***** EXCERPTED RECORDS

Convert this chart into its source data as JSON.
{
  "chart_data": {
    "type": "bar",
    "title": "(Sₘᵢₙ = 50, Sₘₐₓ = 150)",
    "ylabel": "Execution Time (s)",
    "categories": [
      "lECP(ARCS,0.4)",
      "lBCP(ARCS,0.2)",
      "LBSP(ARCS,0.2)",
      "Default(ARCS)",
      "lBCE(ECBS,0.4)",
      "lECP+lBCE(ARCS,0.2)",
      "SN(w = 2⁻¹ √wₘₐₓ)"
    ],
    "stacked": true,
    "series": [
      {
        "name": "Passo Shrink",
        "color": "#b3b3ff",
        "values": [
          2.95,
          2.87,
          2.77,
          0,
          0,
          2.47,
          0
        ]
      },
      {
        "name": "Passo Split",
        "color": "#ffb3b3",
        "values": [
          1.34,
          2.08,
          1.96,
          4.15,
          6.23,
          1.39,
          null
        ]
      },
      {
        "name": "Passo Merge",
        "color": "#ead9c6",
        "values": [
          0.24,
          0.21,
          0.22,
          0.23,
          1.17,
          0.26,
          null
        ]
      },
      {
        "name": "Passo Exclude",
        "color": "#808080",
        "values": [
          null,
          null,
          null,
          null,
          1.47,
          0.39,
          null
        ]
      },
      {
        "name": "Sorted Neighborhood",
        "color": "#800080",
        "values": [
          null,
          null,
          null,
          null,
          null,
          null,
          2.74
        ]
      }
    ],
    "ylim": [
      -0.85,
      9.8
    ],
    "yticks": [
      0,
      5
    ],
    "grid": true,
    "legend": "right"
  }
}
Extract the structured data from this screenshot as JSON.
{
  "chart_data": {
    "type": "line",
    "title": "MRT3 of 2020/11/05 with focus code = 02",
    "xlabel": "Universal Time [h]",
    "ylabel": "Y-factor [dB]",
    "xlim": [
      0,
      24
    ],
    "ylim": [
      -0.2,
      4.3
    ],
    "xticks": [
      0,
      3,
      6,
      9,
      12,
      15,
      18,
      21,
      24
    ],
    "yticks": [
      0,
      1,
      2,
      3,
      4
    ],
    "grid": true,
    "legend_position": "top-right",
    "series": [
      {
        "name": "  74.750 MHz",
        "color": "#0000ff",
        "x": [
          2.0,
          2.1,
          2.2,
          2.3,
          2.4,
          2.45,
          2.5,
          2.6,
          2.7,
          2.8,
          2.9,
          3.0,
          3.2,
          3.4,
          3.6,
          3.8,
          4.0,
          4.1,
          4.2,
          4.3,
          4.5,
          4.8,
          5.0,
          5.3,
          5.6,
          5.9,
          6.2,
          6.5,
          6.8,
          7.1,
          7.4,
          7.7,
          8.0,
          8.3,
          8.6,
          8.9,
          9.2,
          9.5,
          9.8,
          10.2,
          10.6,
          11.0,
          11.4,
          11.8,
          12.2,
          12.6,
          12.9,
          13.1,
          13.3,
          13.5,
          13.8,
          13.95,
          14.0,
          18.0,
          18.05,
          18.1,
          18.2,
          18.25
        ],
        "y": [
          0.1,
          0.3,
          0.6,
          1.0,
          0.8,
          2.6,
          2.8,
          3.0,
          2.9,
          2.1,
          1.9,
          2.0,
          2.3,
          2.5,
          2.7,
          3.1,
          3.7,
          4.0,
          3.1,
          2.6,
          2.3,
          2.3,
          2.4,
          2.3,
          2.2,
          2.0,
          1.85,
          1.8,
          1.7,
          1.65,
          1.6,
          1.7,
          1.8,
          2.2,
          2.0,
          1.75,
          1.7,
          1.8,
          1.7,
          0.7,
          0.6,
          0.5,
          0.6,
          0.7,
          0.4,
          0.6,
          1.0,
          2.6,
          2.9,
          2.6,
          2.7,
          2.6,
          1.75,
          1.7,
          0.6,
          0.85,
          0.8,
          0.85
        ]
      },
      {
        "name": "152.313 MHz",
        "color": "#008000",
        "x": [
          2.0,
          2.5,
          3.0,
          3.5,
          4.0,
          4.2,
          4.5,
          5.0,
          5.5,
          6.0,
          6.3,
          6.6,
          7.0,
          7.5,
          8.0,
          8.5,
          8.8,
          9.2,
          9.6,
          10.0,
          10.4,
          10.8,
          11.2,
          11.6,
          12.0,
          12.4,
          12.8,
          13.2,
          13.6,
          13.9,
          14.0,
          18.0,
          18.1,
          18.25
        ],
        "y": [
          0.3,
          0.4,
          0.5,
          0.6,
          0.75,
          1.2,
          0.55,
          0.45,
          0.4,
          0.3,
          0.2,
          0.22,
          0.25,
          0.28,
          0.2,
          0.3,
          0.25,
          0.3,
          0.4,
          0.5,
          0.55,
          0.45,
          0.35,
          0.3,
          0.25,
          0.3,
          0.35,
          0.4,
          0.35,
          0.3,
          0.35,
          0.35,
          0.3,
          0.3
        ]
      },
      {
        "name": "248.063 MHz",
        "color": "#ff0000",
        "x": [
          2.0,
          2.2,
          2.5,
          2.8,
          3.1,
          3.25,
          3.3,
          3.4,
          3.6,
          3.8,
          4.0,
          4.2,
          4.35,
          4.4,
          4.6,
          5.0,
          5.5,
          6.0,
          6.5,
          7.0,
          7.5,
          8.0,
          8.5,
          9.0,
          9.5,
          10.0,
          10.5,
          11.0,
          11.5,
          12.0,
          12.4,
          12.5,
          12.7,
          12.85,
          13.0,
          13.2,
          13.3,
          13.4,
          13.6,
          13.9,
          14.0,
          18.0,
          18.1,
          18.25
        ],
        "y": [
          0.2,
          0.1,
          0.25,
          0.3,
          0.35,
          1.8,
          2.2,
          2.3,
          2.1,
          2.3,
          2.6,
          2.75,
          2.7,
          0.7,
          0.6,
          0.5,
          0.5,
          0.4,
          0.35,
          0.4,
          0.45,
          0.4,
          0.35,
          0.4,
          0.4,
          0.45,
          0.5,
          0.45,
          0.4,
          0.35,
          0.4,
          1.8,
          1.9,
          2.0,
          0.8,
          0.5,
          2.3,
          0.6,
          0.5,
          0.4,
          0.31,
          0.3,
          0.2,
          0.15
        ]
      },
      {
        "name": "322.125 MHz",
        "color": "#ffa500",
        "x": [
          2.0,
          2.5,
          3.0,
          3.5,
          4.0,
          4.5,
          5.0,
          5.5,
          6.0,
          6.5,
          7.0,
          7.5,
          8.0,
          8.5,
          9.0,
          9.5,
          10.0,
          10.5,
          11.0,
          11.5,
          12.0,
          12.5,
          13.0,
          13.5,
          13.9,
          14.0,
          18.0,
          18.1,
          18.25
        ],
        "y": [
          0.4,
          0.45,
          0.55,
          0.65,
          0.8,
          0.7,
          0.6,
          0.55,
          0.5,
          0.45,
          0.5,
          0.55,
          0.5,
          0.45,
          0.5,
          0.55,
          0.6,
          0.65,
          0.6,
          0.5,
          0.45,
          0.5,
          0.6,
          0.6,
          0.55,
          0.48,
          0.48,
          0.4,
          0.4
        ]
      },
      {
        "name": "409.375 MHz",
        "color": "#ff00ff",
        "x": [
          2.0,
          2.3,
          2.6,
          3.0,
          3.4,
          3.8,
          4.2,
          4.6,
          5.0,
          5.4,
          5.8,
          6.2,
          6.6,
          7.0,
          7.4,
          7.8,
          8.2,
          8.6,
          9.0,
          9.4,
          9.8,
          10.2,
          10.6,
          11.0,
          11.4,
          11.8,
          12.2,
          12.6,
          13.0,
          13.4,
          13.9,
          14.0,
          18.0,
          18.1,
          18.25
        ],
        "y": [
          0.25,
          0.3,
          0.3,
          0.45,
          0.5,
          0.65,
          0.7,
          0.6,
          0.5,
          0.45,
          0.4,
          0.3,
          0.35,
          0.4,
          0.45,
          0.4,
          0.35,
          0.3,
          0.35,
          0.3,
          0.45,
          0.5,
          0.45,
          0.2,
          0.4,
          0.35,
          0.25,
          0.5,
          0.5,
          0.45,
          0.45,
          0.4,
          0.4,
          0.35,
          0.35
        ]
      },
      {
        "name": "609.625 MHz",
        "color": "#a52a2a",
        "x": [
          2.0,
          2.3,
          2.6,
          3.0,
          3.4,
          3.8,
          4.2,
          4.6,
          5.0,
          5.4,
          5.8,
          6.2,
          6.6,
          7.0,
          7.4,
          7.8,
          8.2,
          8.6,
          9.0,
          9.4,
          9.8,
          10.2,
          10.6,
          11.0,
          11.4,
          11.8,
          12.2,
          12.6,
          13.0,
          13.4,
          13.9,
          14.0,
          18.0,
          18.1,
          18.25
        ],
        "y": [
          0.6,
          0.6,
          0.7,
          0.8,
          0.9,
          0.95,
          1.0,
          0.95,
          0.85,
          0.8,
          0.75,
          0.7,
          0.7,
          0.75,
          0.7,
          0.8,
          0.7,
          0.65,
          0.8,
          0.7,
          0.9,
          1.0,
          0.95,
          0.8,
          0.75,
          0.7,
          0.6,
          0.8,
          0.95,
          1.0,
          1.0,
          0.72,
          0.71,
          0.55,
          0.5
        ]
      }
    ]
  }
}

**********

● **OBJECTIVE**
Extract each line from the entries above that contains the string "ylabel".

● **ANSWER TO THIS TASK**
    "ylabel": "Execution Time (s)",
    "ylabel": "Y-factor [dB]",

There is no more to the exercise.